Something I’ve heard more than a few times, wise advice from experienced editors: If you can’t find the photo in your story, you might not have a story.

My version: If there’s a meeting in your lede, you need to find a person in your community affected by the decision made at the meeting, then rewrite your lede to include them in it.

The trick: Getting the photo to be of the person in your lede. Never as easy as it sounds.

None of these tips, of course, address the issues of how to cover local government with a shrinking staff.

A scorecard graphic? Still takes reporting time to boil down to facts.

Stringers? Still costs money.

Reader blogs? Works well enough to get the information from meetings to the Web, but this can’t be the best way to give your community a voice.

Video? This can work really well, but it’s time consuming to find the highlights, much like editing lots of football game footage late on a Friday night. But it can work. Check out this h2otown clip.

Now that’s clearly a story about something that happened AT a meeting, which is exactly the opposite of what I’m advising, but would you have a feel for all that emotion in print? Depends on the town and the writer, I suppose.

Thinking out loud about this; feel free to join in.

All I’m going to say about the Google/AP thing

Google News now links to wire stories from the original source (AP, AFP, etc.), hosted by Google, in addition to the 5,137 versions of each wire story posted at individual news sites.

Three reasons why this is good for newspapers:

  1. Newspaper.coms no longer have to spend time, money, and resources on trying to build the best semantic, SEO-friendly code for their wire stories that are the least unique content on their sites.  They should work on doing that for local news and information anyway, but stop worrying about how you host AP stories and what that does to your placement on Google News.
  2. The rewards that newspapers with higher PageRank and more incoming links get on Google News might slowly diminish as the Google-hosted wire stories draw more attention.  Again, worry less about SEO and more about creating local content for local readers.
◆ ◆ ◆ ◆ ◆ ◆ ◆
Task instructions
(A) In the blog excerpt on newspaper coverage and Google News, what does Google News now link to in addition to the versions of each wire story posted at individual news sites?
(B) Continue the blog excerpt on newspaper coverage and Google News, starting right after its last sentence.
◆ ◆ ◆ ◆ ◆ ◆ ◆
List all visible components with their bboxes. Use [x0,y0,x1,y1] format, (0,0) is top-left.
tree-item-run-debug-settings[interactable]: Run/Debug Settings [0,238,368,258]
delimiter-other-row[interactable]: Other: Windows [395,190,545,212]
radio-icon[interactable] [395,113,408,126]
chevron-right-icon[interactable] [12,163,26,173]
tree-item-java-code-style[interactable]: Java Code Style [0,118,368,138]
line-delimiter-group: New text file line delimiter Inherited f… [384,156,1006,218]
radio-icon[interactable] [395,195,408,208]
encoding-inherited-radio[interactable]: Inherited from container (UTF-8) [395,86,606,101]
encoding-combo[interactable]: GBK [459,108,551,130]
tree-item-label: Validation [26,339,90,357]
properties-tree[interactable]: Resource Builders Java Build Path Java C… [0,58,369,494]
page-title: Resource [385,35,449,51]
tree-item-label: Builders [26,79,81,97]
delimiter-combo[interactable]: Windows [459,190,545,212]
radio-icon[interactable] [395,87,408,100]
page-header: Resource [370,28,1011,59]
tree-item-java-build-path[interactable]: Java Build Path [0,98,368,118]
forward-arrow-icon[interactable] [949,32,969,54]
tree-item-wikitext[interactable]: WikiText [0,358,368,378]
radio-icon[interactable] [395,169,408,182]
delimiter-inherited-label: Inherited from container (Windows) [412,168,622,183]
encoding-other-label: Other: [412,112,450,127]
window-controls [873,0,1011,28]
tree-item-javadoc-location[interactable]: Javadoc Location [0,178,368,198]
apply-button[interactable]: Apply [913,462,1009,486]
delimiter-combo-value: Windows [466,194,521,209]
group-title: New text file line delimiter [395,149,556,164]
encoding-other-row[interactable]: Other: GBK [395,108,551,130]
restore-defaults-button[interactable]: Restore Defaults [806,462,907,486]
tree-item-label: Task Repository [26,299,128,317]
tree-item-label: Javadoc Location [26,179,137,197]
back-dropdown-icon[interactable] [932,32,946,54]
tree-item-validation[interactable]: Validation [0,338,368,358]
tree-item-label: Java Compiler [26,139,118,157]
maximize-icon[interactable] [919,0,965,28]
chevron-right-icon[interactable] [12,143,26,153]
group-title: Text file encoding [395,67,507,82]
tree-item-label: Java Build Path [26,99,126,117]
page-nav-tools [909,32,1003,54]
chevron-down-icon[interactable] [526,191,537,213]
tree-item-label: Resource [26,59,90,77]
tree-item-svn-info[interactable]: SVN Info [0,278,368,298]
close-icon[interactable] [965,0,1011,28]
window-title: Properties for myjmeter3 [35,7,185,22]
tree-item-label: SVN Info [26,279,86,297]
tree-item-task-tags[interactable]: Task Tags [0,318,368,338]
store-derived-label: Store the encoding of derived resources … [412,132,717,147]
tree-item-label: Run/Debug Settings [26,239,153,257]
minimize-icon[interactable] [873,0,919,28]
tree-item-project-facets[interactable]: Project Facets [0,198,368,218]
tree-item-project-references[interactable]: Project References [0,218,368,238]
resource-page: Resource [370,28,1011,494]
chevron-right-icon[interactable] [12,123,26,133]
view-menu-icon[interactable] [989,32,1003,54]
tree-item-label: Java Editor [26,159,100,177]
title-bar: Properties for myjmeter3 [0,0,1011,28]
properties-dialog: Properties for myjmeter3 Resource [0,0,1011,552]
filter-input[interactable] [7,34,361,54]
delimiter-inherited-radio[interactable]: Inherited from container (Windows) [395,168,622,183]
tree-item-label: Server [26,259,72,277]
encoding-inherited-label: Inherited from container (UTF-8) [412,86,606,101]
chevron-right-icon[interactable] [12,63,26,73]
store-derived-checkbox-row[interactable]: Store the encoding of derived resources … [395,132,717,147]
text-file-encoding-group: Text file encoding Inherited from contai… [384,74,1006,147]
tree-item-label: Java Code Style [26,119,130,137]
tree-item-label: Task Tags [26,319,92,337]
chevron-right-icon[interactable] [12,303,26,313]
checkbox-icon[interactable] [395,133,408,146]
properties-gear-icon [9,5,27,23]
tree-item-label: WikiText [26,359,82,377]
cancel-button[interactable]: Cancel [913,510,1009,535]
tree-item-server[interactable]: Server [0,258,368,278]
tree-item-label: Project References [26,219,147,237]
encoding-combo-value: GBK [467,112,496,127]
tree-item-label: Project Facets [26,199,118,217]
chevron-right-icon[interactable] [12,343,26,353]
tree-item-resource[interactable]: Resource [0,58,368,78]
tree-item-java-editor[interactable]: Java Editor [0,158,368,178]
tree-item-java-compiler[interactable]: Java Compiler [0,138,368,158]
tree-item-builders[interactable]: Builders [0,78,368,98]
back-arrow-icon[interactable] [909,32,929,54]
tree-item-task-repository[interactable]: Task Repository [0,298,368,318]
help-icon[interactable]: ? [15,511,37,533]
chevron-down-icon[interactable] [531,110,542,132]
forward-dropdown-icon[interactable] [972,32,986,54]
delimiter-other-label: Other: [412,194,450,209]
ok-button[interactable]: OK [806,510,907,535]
◆ ◆ ◆ ◆ ◆ ◆ ◆
Results in order
(A) Wire stories from the original source (AP, AFP, etc.), hosted by Google.

(B)
  3. The page view spikes from getting a wire story or an editorial on a national issue to show up on Google News are nearly worthless, anyway. A reader from Poughkeepsie who clicked on the AP story hosted by your newspaper.com in Jackson Hole isn’t coming back to find out how the rodeo turns out.

See Weaver and Hartnett for more rational thought.

Rearranging the lipstick on a sinking pig

Mark Potts, fresh from the demise of Backfence, rolls out a to-do list for newspapers who actually want to re-invent themselves — as opposed to those that want to have lots of meetings about re-invention.

A few of these I’ve been throwing in your face for quite some time, dear readers, so I won’t give you the blow-by-blow, but obviously one of my favorite bits is the one about giving readers what they can’t get anywhere else:

“Get local. Very local. Does every paper really need to have the AP story on Iraq or Bush or Paris Hilton on Page One? That news is available all over the place. Bring your readers something they absolutely can’t get anywhere else–news about what they care most about.”

Lots of good ideas, of course, if you can get your organization, or corporation, or mega-conglomerate to implement any of them.

But that’s the catch, isn’t it?

Are news organizations just too damn big to turn around at this point?

In the comments on Mark’s post, it looks like Christopher Mims, a blogger at Scientific American, has this to say:

“In other words, no institution as hidebound as a newspaper can possibly have the agility of the nascent startups that are going to replace them.”

Yikes. He’s right, of course.

So here’s the mission: Make your newspaper function like a start-up. How would you serve your community if you were the small, agile online news site in town?* That’s the question we’re all trying to answer — that we must answer — if we want to survive.

Get busy re-inventing, or get busy making plans to get out of the business.

*Credit where credit is due: I didn’t use this “let’s pretend we’re a start-up” bit until one of my bosses said it. In a meeting. About re-invention. I’d love to hear some real answers to that question.